Work to complete:
The records that follow are to be transcribed in full, without their images.

Entries supplied:
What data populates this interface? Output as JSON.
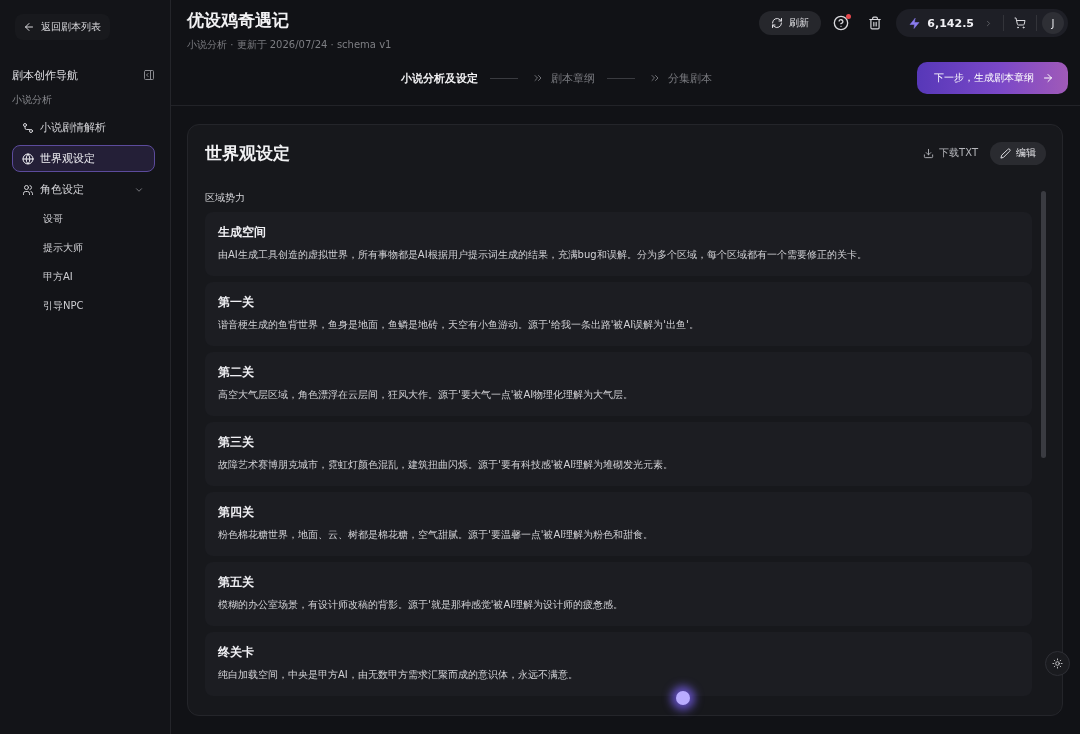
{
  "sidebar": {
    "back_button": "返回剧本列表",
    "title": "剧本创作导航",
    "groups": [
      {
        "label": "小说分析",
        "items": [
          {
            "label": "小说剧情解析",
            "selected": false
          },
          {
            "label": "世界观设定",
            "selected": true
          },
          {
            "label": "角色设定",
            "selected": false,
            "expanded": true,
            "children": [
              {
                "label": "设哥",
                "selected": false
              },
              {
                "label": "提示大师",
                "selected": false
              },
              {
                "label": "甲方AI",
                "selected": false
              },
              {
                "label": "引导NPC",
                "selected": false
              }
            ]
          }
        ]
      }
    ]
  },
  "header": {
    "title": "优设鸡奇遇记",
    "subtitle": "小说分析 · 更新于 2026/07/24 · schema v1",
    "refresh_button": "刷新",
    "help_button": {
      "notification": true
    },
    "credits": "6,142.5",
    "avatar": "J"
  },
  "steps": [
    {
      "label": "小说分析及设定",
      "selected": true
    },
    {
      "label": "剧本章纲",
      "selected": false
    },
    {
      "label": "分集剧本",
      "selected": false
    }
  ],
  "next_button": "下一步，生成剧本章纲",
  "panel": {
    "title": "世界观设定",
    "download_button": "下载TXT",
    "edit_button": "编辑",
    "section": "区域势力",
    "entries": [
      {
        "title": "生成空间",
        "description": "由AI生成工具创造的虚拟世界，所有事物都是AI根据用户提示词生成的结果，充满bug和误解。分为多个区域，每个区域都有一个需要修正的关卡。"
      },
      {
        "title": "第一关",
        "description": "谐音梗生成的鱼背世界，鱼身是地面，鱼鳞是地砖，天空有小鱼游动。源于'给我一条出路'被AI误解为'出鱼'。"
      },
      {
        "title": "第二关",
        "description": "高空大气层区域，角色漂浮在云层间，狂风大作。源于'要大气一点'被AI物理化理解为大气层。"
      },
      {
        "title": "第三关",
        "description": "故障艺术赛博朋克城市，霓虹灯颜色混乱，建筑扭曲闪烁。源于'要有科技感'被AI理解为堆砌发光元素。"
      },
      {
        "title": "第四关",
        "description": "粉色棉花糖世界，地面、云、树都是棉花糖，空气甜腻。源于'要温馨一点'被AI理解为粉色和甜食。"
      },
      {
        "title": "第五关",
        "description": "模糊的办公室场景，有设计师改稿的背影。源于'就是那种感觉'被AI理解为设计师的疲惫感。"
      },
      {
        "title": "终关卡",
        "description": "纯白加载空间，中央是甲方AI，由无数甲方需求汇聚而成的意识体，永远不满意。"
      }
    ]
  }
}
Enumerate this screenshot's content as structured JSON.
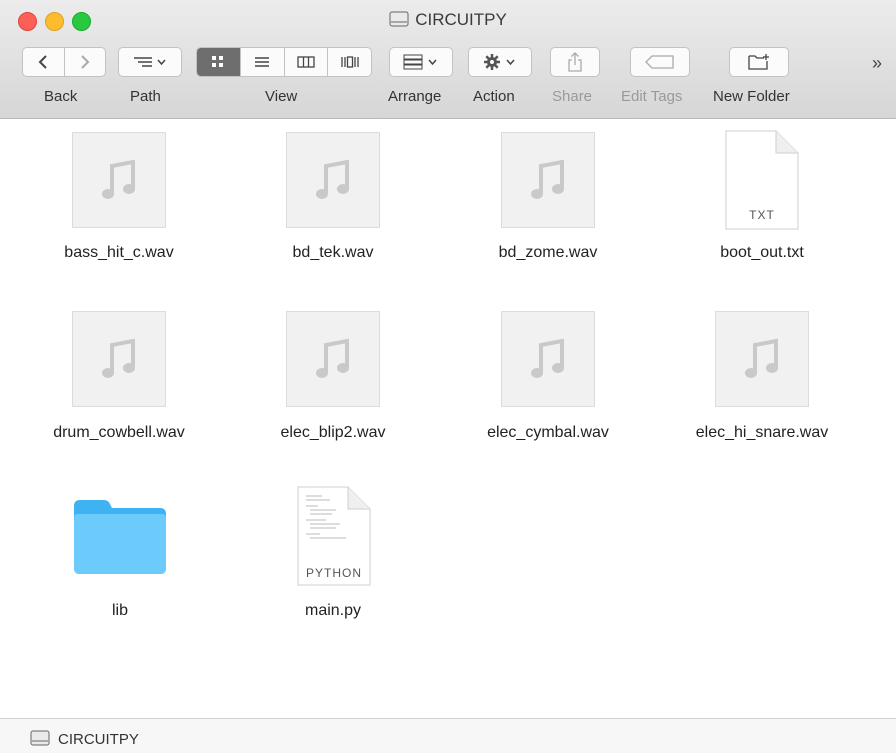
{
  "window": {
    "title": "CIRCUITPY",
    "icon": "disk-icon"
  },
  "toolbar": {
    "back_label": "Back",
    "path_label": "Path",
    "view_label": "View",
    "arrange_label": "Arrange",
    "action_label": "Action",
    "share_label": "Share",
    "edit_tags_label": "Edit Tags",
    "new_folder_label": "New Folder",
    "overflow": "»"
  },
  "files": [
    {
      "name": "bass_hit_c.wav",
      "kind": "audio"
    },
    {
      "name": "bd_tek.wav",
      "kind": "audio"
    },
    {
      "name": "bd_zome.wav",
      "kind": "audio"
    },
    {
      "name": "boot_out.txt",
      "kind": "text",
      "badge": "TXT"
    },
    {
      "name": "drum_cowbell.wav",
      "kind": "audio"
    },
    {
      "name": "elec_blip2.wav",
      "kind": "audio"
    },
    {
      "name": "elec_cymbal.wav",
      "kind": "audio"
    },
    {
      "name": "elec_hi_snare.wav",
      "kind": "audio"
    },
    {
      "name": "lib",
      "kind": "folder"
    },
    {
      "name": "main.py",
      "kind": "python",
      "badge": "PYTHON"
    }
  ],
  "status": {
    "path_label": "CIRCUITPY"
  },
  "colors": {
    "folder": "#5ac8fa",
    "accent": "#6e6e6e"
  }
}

Output below:
What data populates this interface? Output as JSON.
{
  "sidebar": {
    "back_button": "返回剧本列表",
    "title": "剧本创作导航",
    "groups": [
      {
        "label": "小说分析",
        "items": [
          {
            "label": "小说剧情解析",
            "selected": false
          },
          {
            "label": "世界观设定",
            "selected": true
          },
          {
            "label": "角色设定",
            "selected": false,
            "expanded": true,
            "children": [
              {
                "label": "设哥",
                "selected": false
              },
              {
                "label": "提示大师",
                "selected": false
              },
              {
                "label": "甲方AI",
                "selected": false
              },
              {
                "label": "引导NPC",
                "selected": false
              }
            ]
          }
        ]
      }
    ]
  },
  "header": {
    "title": "优设鸡奇遇记",
    "subtitle": "小说分析 · 更新于 2026/07/24 · schema v1",
    "refresh_button": "刷新",
    "help_button": {
      "notification": true
    },
    "credits": "6,142.5",
    "avatar": "J"
  },
  "steps": [
    {
      "label": "小说分析及设定",
      "selected": true
    },
    {
      "label": "剧本章纲",
      "selected": false
    },
    {
      "label": "分集剧本",
      "selected": false
    }
  ],
  "next_button": "下一步，生成剧本章纲",
  "panel": {
    "title": "世界观设定",
    "download_button": "下载TXT",
    "edit_button": "编辑",
    "section": "区域势力",
    "entries": [
      {
        "title": "生成空间",
        "description": "由AI生成工具创造的虚拟世界，所有事物都是AI根据用户提示词生成的结果，充满bug和误解。分为多个区域，每个区域都有一个需要修正的关卡。"
      },
      {
        "title": "第一关",
        "description": "谐音梗生成的鱼背世界，鱼身是地面，鱼鳞是地砖，天空有小鱼游动。源于'给我一条出路'被AI误解为'出鱼'。"
      },
      {
        "title": "第二关",
        "description": "高空大气层区域，角色漂浮在云层间，狂风大作。源于'要大气一点'被AI物理化理解为大气层。"
      },
      {
        "title": "第三关",
        "description": "故障艺术赛博朋克城市，霓虹灯颜色混乱，建筑扭曲闪烁。源于'要有科技感'被AI理解为堆砌发光元素。"
      },
      {
        "title": "第四关",
        "description": "粉色棉花糖世界，地面、云、树都是棉花糖，空气甜腻。源于'要温馨一点'被AI理解为粉色和甜食。"
      },
      {
        "title": "第五关",
        "description": "模糊的办公室场景，有设计师改稿的背影。源于'就是那种感觉'被AI理解为设计师的疲惫感。"
      },
      {
        "title": "终关卡",
        "description": "纯白加载空间，中央是甲方AI，由无数甲方需求汇聚而成的意识体，永远不满意。"
      }
    ]
  }
}
Enumerate this screenshot's content as structured JSON.
{
  "window": {
    "title": "CIRCUITPY",
    "icon": "disk-icon"
  },
  "toolbar": {
    "back_label": "Back",
    "path_label": "Path",
    "view_label": "View",
    "arrange_label": "Arrange",
    "action_label": "Action",
    "share_label": "Share",
    "edit_tags_label": "Edit Tags",
    "new_folder_label": "New Folder",
    "overflow": "»"
  },
  "files": [
    {
      "name": "bass_hit_c.wav",
      "kind": "audio"
    },
    {
      "name": "bd_tek.wav",
      "kind": "audio"
    },
    {
      "name": "bd_zome.wav",
      "kind": "audio"
    },
    {
      "name": "boot_out.txt",
      "kind": "text",
      "badge": "TXT"
    },
    {
      "name": "drum_cowbell.wav",
      "kind": "audio"
    },
    {
      "name": "elec_blip2.wav",
      "kind": "audio"
    },
    {
      "name": "elec_cymbal.wav",
      "kind": "audio"
    },
    {
      "name": "elec_hi_snare.wav",
      "kind": "audio"
    },
    {
      "name": "lib",
      "kind": "folder"
    },
    {
      "name": "main.py",
      "kind": "python",
      "badge": "PYTHON"
    }
  ],
  "status": {
    "path_label": "CIRCUITPY"
  },
  "colors": {
    "folder": "#5ac8fa",
    "accent": "#6e6e6e"
  }
}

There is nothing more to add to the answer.